## START INFORMATION PROVIDED

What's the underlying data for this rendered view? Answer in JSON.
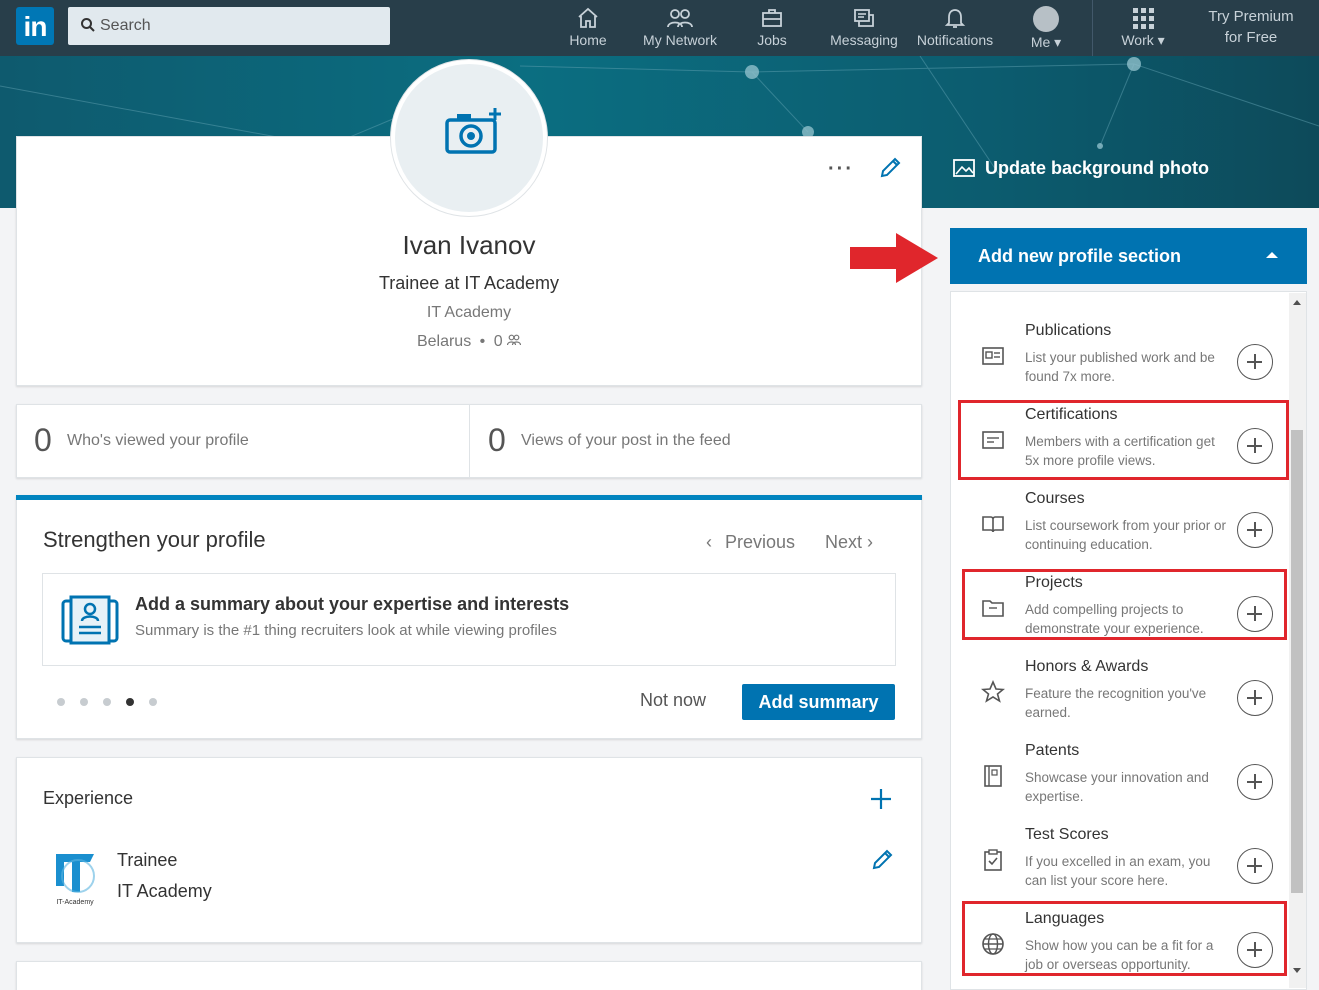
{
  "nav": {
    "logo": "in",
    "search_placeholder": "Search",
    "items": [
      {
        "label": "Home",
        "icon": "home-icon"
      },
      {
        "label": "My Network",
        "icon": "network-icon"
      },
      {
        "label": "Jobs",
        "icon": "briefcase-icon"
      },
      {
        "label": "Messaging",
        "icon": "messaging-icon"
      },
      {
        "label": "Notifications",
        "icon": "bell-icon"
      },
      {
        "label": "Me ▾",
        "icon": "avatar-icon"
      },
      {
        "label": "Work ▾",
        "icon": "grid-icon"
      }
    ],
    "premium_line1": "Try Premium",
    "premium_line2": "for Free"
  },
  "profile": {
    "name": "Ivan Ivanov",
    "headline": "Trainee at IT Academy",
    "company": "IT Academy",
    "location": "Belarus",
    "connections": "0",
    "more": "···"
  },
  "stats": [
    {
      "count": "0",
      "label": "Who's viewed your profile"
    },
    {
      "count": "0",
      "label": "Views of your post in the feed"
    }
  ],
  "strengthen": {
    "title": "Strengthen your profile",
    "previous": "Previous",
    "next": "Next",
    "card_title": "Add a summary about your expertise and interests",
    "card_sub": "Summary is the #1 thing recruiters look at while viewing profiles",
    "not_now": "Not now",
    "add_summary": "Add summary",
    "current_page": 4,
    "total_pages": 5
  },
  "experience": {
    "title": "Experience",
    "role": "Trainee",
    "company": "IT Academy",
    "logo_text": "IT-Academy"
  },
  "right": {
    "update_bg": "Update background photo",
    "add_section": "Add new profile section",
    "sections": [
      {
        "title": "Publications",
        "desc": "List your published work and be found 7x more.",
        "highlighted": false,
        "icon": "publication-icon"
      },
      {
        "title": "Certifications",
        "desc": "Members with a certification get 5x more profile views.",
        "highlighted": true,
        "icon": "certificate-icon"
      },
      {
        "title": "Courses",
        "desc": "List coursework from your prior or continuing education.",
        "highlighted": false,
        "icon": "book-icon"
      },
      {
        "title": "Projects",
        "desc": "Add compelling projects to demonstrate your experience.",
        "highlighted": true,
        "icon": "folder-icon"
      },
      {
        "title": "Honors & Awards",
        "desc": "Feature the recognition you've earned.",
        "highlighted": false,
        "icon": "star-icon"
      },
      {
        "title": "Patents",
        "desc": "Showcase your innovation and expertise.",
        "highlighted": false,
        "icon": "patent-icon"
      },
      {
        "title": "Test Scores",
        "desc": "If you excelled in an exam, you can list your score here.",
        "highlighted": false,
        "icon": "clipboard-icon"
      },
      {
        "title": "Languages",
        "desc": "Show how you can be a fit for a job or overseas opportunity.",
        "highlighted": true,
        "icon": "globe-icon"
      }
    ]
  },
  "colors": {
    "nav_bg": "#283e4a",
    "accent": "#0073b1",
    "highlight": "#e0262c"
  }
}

## END INFORMATION PROVIDED
## START INFORMATION PROVIDED

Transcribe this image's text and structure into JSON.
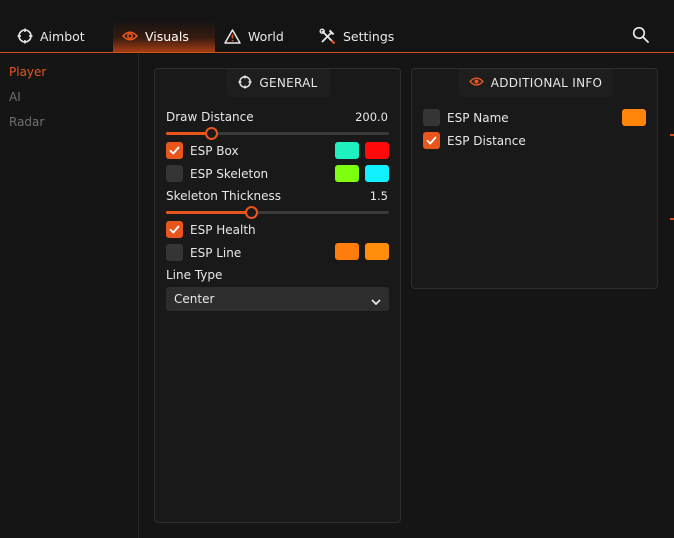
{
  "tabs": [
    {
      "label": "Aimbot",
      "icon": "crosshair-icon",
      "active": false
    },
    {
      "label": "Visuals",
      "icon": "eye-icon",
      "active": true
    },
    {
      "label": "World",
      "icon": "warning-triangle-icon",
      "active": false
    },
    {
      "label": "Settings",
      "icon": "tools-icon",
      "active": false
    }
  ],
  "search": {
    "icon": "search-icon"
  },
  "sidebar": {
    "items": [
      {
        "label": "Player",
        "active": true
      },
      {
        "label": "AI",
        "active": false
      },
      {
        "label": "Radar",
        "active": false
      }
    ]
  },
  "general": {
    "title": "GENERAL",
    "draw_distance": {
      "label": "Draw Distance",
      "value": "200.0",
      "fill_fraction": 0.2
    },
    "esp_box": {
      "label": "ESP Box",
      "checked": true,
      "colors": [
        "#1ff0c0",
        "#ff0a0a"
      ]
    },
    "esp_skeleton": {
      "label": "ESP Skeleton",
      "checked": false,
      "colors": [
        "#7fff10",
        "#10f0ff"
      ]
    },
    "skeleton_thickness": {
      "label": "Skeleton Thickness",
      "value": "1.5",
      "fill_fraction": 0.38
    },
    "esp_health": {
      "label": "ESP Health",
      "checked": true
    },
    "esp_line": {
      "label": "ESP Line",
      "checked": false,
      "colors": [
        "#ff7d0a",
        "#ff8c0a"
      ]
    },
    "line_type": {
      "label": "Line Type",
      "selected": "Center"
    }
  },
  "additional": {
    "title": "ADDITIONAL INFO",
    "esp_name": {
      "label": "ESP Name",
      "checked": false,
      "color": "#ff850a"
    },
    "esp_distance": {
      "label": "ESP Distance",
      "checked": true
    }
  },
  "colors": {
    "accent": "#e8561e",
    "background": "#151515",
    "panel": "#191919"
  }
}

## END INFORMATION PROVIDED

(THE TASK): Looking at the entries above, how many lines contain the word "more"? Answer with the number alone.

(RESULT): 3